> [Task description]: Extract the full set of records that follows, word for word.

> [Information shown]:

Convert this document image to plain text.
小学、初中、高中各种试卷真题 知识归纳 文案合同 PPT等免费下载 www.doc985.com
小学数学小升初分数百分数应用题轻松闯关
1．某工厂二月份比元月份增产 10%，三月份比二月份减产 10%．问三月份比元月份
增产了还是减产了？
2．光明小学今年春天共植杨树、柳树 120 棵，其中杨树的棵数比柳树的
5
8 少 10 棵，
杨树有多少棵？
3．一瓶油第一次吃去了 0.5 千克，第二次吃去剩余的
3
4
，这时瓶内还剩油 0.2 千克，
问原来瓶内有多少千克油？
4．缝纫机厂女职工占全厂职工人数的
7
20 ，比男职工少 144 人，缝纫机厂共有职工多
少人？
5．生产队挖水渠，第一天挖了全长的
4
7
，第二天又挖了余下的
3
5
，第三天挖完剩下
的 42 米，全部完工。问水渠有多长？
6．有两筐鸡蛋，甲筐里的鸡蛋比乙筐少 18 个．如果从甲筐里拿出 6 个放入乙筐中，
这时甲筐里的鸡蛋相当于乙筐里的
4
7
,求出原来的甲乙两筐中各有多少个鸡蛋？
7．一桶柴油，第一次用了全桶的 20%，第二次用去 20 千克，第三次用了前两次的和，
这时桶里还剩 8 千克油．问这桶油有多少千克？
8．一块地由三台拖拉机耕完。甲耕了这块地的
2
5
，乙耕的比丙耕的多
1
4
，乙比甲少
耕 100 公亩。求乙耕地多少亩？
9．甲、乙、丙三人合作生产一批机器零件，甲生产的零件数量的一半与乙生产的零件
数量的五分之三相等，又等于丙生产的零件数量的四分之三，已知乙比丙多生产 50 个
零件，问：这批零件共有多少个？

> [Exercise answer]:
Convert this document image to plain text.
小学、初中、高中各种试卷真题 知识归纳 文案合同 PPT等免费下载 www.doc985.com
小学数学小升初分数百分数应用题轻松闯关
1．某工厂二月份比元月份增产 10%，三月份比二月份减产 10%．问三月份比元月份
增产了还是减产了？
2．光明小学今年春天共植杨树、柳树 120 棵，其中杨树的棵数比柳树的
5
8 少 10 棵，
杨树有多少棵？
3．一瓶油第一次吃去了 0.5 千克，第二次吃去剩余的
3
4
，这时瓶内还剩油 0.2 千克，
问原来瓶内有多少千克油？
4．缝纫机厂女职工占全厂职工人数的
7
20 ，比男职工少 144 人，缝纫机厂共有职工多
少人？
5．生产队挖水渠，第一天挖了全长的
4
7
，第二天又挖了余下的
3
5
，第三天挖完剩下
的 42 米，全部完工。问水渠有多长？
6．有两筐鸡蛋，甲筐里的鸡蛋比乙筐少 18 个．如果从甲筐里拿出 6 个放入乙筐中，
这时甲筐里的鸡蛋相当于乙筐里的
4
7
,求出原来的甲乙两筐中各有多少个鸡蛋？
7．一桶柴油，第一次用了全桶的 20%，第二次用去 20 千克，第三次用了前两次的和，
这时桶里还剩 8 千克油．问这桶油有多少千克？
8．一块地由三台拖拉机耕完。甲耕了这块地的
2
5
，乙耕的比丙耕的多
1
4
，乙比甲少
耕 100 公亩。求乙耕地多少亩？
9．甲、乙、丙三人合作生产一批机器零件，甲生产的零件数量的一半与乙生产的零件
数量的五分之三相等，又等于丙生产的零件数量的四分之三，已知乙比丙多生产 50 个
零件，问：这批零件共有多少个？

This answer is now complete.